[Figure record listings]
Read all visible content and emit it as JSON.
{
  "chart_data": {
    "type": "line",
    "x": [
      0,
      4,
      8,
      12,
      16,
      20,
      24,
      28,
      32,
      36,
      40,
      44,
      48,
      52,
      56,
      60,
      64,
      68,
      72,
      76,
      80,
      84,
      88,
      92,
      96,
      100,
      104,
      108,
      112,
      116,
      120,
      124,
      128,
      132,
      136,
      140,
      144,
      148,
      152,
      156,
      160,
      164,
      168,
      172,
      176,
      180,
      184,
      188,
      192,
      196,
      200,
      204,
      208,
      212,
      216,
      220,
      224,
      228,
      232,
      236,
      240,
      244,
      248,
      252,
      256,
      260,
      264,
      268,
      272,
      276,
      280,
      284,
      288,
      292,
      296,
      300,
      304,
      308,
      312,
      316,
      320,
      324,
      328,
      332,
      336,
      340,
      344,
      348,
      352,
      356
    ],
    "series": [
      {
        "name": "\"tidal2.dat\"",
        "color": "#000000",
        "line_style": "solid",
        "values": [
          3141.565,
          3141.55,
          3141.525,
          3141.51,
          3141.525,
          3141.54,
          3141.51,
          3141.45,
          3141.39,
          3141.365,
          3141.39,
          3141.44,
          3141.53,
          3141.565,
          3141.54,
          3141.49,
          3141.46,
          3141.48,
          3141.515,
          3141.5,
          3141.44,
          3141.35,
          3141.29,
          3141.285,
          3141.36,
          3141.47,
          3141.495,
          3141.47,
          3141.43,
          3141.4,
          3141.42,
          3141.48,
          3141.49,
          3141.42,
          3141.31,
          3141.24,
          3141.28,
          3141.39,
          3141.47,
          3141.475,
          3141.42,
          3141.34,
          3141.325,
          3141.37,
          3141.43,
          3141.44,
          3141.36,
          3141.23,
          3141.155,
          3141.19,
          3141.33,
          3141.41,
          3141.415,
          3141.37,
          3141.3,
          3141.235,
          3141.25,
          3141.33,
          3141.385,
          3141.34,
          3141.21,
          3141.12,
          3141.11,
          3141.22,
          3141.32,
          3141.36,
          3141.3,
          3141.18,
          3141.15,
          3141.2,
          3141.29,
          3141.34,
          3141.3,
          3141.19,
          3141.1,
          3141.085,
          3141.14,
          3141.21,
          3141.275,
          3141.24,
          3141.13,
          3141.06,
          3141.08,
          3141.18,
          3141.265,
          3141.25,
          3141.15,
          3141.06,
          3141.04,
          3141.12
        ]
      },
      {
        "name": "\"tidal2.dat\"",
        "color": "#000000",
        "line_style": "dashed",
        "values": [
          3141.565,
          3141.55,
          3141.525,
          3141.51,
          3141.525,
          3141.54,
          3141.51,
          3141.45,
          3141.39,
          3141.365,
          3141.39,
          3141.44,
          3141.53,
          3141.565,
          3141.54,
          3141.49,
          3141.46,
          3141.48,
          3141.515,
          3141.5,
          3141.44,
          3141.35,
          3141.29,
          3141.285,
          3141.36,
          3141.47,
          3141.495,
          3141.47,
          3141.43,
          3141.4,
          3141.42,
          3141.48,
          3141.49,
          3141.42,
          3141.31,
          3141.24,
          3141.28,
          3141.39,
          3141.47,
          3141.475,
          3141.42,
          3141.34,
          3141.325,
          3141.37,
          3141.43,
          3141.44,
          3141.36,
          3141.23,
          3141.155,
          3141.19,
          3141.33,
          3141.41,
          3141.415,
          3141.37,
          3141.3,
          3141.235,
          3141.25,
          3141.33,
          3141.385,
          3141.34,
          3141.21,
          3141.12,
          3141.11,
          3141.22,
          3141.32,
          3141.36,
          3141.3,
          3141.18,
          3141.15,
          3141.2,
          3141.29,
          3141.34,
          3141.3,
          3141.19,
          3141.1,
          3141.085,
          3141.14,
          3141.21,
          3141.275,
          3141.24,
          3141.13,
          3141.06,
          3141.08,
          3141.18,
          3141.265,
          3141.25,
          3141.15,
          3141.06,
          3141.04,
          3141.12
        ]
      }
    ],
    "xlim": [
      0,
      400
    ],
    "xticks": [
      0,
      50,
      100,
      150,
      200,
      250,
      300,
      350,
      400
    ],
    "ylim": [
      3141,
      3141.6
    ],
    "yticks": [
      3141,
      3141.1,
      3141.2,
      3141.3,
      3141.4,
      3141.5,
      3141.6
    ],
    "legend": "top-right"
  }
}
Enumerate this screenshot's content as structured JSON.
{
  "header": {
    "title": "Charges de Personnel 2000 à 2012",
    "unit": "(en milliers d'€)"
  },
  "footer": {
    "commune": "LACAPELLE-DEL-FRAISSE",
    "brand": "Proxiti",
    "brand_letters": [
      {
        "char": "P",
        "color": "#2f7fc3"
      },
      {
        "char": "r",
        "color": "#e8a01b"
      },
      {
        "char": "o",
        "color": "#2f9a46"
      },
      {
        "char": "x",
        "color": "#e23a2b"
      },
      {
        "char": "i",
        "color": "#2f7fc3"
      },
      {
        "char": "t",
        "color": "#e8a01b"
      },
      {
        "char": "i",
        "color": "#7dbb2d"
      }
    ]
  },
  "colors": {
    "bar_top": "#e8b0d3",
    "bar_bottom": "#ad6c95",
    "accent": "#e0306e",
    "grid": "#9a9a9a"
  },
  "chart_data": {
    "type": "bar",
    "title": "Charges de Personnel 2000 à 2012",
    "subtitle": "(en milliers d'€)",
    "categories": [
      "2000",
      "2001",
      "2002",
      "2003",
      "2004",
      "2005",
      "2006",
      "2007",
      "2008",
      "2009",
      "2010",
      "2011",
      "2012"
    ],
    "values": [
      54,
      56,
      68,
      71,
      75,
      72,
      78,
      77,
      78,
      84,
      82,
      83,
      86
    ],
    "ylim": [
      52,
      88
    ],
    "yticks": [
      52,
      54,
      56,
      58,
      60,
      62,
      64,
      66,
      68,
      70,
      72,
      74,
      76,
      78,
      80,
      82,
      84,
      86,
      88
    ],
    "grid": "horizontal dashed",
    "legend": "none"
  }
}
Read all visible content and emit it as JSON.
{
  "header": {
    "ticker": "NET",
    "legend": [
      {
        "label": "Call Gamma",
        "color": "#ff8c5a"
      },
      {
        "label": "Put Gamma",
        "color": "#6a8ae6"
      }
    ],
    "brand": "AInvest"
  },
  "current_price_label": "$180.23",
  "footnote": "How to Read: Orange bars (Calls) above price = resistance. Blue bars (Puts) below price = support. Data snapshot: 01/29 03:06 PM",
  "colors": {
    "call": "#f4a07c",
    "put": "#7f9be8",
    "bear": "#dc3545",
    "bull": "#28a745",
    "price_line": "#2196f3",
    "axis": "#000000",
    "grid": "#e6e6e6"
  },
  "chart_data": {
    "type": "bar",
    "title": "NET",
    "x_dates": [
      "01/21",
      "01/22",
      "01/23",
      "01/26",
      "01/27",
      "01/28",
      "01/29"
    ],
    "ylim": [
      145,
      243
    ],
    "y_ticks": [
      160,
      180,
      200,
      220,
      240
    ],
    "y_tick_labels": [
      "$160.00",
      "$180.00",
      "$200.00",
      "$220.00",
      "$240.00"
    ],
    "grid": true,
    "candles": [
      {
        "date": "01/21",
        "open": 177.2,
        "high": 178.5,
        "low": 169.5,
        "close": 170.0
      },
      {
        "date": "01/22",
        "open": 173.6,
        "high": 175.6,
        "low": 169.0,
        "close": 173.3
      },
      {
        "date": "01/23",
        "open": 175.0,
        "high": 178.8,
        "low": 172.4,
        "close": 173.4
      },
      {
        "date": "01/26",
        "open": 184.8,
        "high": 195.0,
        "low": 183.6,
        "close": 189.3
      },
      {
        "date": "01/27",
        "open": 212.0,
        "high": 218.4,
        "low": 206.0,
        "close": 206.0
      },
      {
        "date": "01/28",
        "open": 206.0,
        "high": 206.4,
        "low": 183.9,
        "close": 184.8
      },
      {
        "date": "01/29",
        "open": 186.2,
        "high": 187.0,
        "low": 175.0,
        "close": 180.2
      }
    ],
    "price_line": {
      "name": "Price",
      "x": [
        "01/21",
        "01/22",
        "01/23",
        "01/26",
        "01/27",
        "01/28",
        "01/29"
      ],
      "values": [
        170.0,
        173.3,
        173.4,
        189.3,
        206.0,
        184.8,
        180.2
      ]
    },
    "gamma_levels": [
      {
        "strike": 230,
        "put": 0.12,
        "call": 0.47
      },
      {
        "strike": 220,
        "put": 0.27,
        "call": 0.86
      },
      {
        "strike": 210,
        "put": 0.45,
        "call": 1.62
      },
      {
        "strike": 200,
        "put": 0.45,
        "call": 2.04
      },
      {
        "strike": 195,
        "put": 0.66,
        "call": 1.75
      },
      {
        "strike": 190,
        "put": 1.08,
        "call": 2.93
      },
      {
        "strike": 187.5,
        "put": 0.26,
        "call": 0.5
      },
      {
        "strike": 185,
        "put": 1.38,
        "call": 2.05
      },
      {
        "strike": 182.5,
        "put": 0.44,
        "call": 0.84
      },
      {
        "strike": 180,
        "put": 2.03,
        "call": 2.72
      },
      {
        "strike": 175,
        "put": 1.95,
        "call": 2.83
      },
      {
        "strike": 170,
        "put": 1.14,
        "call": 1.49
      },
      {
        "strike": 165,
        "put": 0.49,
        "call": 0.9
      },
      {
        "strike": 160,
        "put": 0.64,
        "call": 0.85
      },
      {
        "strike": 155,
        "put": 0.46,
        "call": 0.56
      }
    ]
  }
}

◆ Do this:
Scan the records above for the string "close", then report every line that contains it.

◆ Written answer:
        "close": 170.0
        "close": 173.3
        "close": 173.4
        "close": 189.3
        "close": 206.0
        "close": 184.8
        "close": 180.2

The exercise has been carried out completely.